##### Recorded information #####

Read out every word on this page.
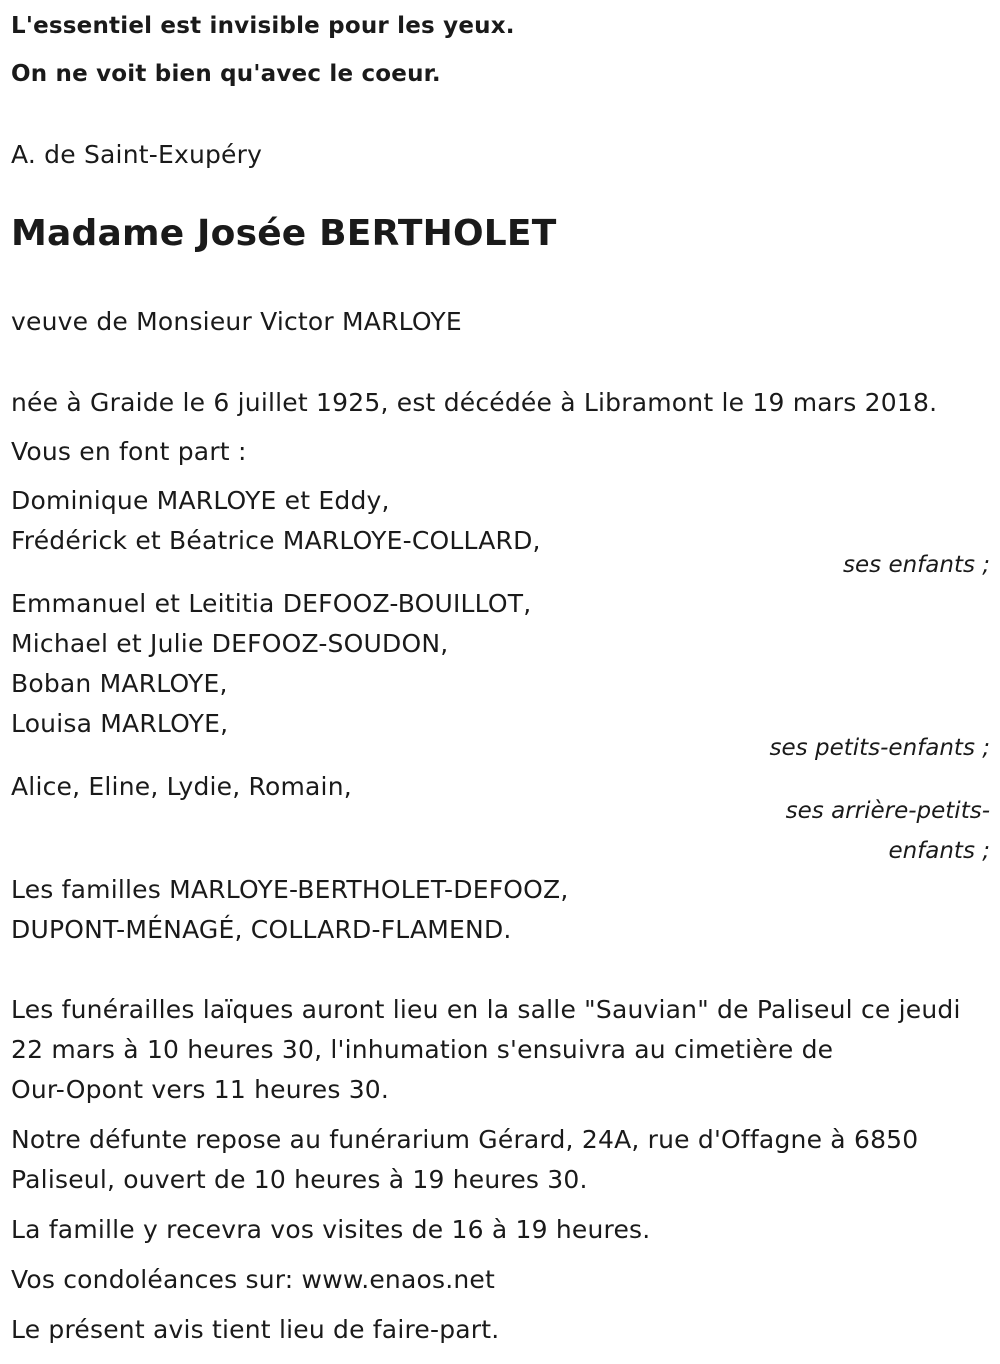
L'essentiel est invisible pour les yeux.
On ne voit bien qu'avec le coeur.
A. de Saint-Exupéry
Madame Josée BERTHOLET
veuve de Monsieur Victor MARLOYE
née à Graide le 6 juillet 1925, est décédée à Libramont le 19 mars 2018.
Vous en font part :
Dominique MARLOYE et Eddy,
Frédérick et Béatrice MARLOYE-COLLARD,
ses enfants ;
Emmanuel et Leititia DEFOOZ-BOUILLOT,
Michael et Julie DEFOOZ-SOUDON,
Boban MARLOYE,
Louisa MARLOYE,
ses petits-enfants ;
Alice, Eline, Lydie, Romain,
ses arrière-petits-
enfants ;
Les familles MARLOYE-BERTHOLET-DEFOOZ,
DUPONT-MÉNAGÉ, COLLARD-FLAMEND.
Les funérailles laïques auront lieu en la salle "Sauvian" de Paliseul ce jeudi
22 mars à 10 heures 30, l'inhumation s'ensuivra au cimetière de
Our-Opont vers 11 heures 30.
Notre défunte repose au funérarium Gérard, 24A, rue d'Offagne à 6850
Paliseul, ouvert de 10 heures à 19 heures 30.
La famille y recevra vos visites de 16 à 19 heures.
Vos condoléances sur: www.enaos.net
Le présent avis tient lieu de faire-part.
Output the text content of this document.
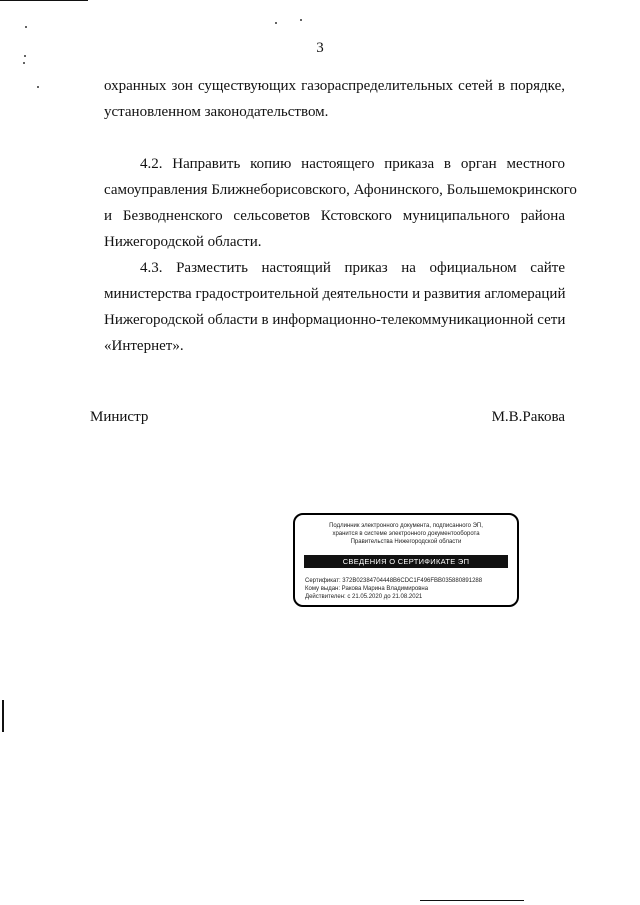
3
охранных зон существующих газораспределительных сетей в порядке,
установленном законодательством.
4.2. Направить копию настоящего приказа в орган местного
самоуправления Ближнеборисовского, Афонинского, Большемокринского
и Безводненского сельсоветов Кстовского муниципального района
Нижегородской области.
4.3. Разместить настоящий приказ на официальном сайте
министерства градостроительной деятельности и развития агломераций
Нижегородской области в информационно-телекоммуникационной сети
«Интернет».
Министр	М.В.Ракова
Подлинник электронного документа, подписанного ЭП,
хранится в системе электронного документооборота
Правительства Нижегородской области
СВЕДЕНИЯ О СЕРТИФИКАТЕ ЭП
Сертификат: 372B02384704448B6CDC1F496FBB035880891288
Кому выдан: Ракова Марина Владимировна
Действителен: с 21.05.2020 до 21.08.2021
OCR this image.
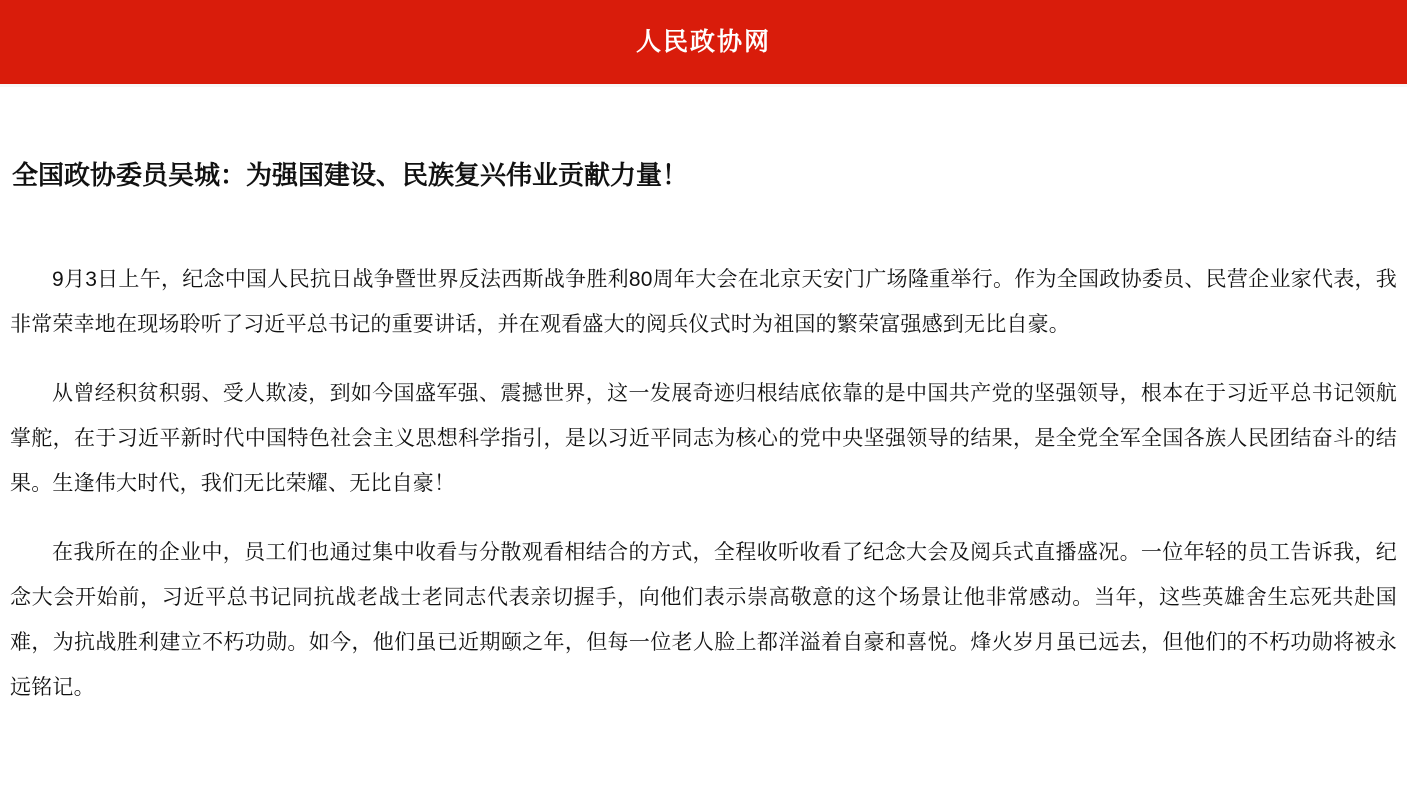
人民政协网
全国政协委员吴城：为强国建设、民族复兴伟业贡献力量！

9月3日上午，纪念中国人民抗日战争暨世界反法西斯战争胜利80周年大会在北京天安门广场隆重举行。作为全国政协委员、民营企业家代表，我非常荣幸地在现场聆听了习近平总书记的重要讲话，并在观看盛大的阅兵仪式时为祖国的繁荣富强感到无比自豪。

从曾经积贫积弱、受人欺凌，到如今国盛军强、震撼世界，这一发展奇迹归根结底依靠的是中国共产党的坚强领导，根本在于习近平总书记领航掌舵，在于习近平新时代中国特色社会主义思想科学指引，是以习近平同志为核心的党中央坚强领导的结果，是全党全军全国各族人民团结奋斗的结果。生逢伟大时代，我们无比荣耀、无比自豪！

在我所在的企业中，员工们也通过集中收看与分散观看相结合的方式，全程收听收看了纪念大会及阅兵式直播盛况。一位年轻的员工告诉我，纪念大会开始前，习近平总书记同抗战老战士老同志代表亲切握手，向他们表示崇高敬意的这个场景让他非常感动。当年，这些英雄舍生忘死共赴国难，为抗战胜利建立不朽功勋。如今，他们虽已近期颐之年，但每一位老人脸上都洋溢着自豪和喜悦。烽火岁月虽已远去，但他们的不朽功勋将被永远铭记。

#####

● Direction:
From the records above, how many lines include the word "this"? Only the number is wanted.

● Written answer:
3